__Exercise brief__. Repeat the records verbatim and leave the pictures out of your copy.

[Data entries]
——————————

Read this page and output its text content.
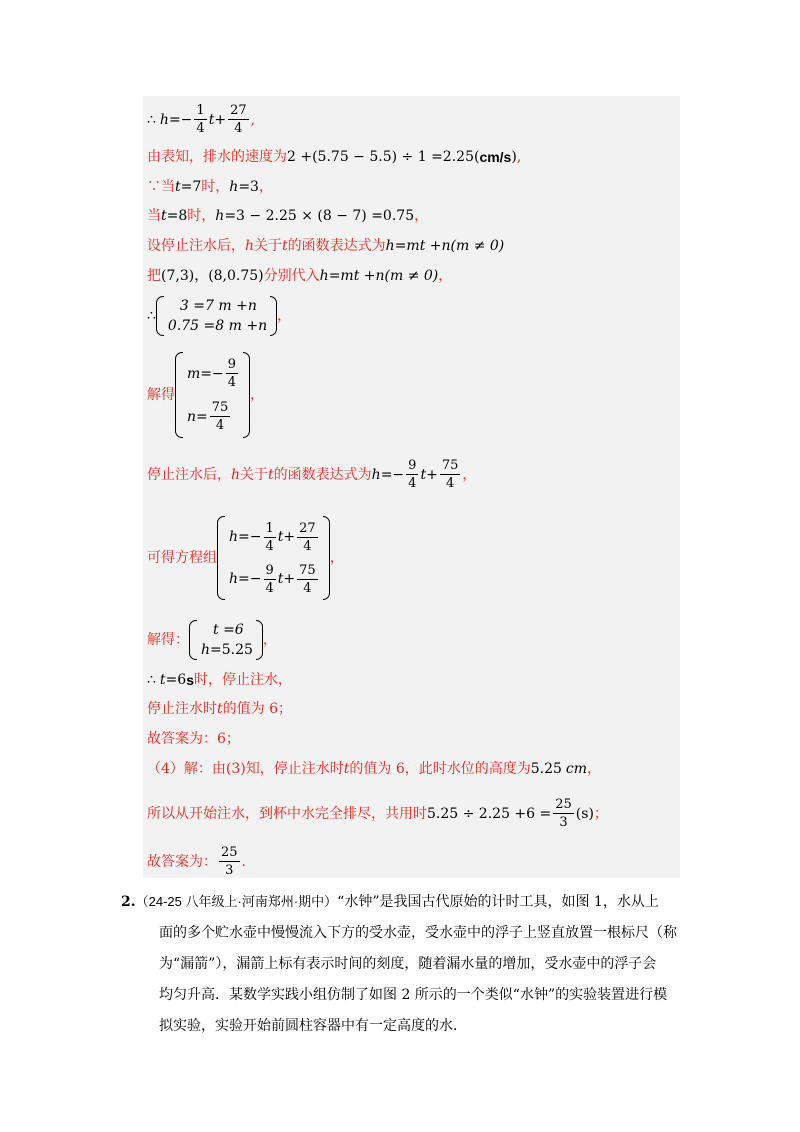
∴ $h =- \frac{1}{4}$ $t + \frac{27}{4}$ ,
由表知，排水的速度为 2 +(5.75 − 5.5) ÷ 1 =2.25( cm/s ) ,
∵当 t =7 时， h =3 ，
当 t =8 时， h =3 − 2.25 × (8 − 7) =0.75 ，
设停止注水后， h 关于 t 的函数表达式为 h =mt +n(m ≠ 0)
把 (7,3)，(8,0.75) 分别代入 h =mt +n(m ≠ 0) ，
∴
3 =7 m +n
0.75 =8 m +n
，
解得
$m =- \frac{9}{4}$
$n = \frac{75}{4}$
，
停止注水后， h 关于 t 的函数表达式为 $h =- \frac{9}{4}$ $t + \frac{75}{4}$ ，
可得方程组
$h =- \frac{1}{4}$ $t + \frac{27}{4}$
$h =- \frac{9}{4}$ $t + \frac{75}{4}$
，
解得：
t =6
h =5.25
，
∴ t =6 s 时，停止注水，
停止注水时 t 的值为 6；
故答案为：6；
（4）解：由(3)知，停止注水时 t 的值为 6，此时水位的高度为 5.25 cm ，
所以从开始注水，到杯中水完全排尽，共用时 $5.25 \div 2.25 +6 = \frac{25}{3} (s)$ ；
故答案为： $\frac{25}{3}$ .

2.（24-25 八年级上·河南郑州·期中）“水钟”是我国古代原始的计时工具，如图 1，水从上

面的多个贮水壶中慢慢流入下方的受水壶，受水壶中的浮子上竖直放置一根标尺（称

为“漏箭”），漏箭上标有表示时间的刻度，随着漏水量的增加，受水壶中的浮子会

均匀升高．某数学实践小组仿制了如图 2 所示的一个类似“水钟”的实验装置进行模

拟实验，实验开始前圆柱容器中有一定高度的水．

——————————

__Solution for this problem__.
Read this page and output its text content.
∴ $h =- \frac{1}{4}$ $t + \frac{27}{4}$ ,
由表知，排水的速度为 2 +(5.75 − 5.5) ÷ 1 =2.25( cm/s ) ,
∵当 t =7 时， h =3 ，
当 t =8 时， h =3 − 2.25 × (8 − 7) =0.75 ，
设停止注水后， h 关于 t 的函数表达式为 h =mt +n(m ≠ 0)
把 (7,3)，(8,0.75) 分别代入 h =mt +n(m ≠ 0) ，
∴
3 =7 m +n
0.75 =8 m +n
，
解得
$m =- \frac{9}{4}$
$n = \frac{75}{4}$
，
停止注水后， h 关于 t 的函数表达式为 $h =- \frac{9}{4}$ $t + \frac{75}{4}$ ，
可得方程组
$h =- \frac{1}{4}$ $t + \frac{27}{4}$
$h =- \frac{9}{4}$ $t + \frac{75}{4}$
，
解得：
t =6
h =5.25
，
∴ t =6 s 时，停止注水，
停止注水时 t 的值为 6；
故答案为：6；
（4）解：由(3)知，停止注水时 t 的值为 6，此时水位的高度为 5.25 cm ，
所以从开始注水，到杯中水完全排尽，共用时 $5.25 \div 2.25 +6 = \frac{25}{3} (s)$ ；
故答案为： $\frac{25}{3}$ .

2.（24-25 八年级上·河南郑州·期中）“水钟”是我国古代原始的计时工具，如图 1，水从上

面的多个贮水壶中慢慢流入下方的受水壶，受水壶中的浮子上竖直放置一根标尺（称

为“漏箭”），漏箭上标有表示时间的刻度，随着漏水量的增加，受水壶中的浮子会

均匀升高．某数学实践小组仿制了如图 2 所示的一个类似“水钟”的实验装置进行模

拟实验，实验开始前圆柱容器中有一定高度的水．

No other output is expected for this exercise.